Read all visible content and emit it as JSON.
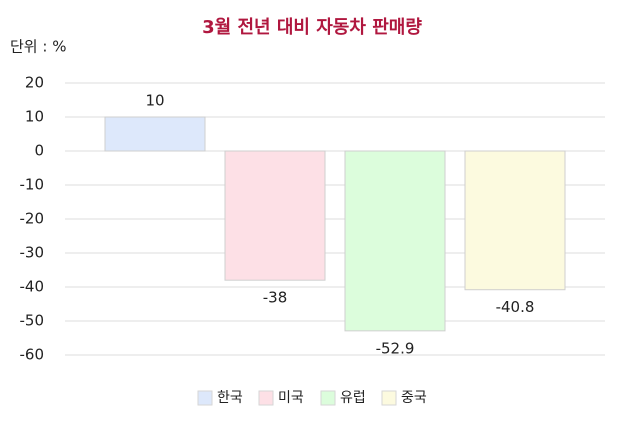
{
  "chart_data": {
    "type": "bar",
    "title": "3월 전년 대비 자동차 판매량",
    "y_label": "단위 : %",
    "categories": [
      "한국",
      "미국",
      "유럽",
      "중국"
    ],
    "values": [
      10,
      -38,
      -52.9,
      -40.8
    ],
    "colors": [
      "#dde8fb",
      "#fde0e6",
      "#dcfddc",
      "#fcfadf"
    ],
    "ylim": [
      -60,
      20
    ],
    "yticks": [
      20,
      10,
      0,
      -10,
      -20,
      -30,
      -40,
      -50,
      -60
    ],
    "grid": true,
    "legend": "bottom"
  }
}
* * *
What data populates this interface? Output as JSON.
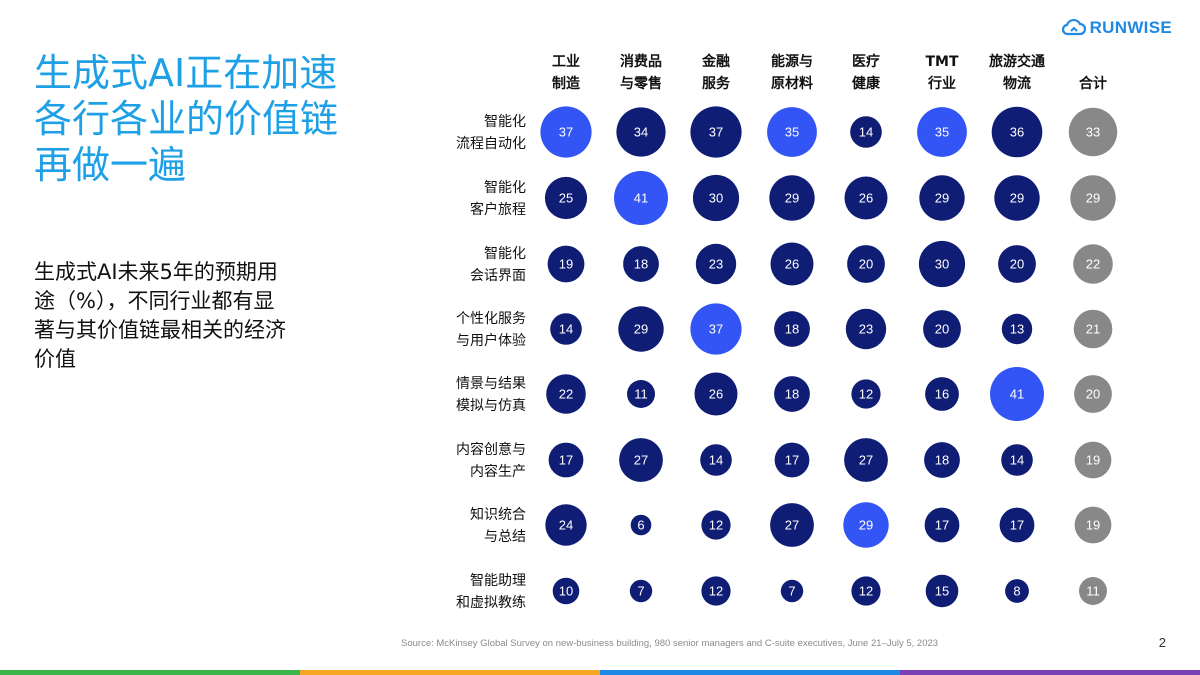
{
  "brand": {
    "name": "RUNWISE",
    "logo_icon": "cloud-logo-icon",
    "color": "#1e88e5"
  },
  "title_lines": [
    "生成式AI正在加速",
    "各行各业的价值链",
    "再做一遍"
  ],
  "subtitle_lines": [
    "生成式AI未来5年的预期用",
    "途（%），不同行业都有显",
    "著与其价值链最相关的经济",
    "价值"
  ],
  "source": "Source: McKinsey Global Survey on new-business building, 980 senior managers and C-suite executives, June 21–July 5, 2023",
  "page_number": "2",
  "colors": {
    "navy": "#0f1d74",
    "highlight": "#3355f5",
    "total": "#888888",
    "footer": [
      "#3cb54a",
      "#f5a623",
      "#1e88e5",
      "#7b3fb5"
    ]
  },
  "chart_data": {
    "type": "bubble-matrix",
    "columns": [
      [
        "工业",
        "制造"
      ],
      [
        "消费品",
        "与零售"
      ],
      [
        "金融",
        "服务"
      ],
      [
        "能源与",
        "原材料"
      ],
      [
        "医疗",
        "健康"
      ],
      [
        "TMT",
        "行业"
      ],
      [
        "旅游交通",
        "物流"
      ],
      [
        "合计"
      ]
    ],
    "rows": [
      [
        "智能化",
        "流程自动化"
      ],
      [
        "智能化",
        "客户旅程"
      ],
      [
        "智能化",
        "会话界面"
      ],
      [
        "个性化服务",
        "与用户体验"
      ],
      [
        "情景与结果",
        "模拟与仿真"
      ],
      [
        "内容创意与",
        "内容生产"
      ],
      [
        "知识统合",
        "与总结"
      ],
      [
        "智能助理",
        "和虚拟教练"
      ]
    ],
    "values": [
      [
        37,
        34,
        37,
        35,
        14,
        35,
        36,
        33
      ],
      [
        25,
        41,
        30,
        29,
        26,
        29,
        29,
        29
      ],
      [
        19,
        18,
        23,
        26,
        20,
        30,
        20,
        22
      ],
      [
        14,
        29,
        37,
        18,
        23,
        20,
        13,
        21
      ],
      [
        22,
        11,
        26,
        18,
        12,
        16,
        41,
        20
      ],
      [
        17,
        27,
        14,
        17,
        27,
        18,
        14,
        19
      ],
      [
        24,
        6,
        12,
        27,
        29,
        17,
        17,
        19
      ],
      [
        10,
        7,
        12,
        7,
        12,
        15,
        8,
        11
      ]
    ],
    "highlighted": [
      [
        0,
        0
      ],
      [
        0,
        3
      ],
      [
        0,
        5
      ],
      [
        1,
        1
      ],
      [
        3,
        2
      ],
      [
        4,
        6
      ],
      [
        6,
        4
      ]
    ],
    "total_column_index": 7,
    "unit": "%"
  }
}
--
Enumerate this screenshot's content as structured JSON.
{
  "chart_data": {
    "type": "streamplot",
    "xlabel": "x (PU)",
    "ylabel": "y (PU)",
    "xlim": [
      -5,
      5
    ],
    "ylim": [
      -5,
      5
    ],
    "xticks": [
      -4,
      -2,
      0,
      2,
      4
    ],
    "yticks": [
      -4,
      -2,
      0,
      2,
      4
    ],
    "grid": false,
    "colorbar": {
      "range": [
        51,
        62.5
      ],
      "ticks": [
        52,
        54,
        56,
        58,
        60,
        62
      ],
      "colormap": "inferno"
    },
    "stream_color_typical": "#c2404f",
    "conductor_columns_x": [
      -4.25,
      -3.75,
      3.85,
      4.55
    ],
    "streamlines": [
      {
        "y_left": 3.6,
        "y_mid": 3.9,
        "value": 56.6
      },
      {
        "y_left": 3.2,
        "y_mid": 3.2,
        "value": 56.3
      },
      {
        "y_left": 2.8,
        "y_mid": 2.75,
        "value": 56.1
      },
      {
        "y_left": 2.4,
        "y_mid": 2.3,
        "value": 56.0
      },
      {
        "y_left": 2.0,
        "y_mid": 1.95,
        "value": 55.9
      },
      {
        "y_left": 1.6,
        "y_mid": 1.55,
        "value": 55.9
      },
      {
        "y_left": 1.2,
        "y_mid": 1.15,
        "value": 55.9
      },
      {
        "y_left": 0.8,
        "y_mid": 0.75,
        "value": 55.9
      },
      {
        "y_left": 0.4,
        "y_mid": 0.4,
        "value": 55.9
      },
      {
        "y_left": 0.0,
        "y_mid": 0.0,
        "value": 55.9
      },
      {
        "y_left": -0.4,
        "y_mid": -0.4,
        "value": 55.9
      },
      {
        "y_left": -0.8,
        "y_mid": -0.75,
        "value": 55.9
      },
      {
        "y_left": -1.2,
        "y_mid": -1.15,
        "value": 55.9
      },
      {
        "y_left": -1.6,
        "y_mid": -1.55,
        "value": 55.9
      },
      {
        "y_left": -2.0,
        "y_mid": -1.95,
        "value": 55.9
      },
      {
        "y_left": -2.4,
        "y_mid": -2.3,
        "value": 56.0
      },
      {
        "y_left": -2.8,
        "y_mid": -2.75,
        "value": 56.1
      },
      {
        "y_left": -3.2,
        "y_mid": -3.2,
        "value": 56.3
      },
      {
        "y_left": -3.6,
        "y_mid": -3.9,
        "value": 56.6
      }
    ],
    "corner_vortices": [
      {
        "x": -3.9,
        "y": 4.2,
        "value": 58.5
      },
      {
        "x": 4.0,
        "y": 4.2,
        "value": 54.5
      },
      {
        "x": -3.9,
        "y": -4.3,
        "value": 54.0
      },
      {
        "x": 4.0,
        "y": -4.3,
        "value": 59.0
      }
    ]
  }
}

▶ [YOUR OBJECTIVE] State the number of lines in the preceding entries that include the word "content". Provide nothing else.

▶ [FULL OUTPUT] 2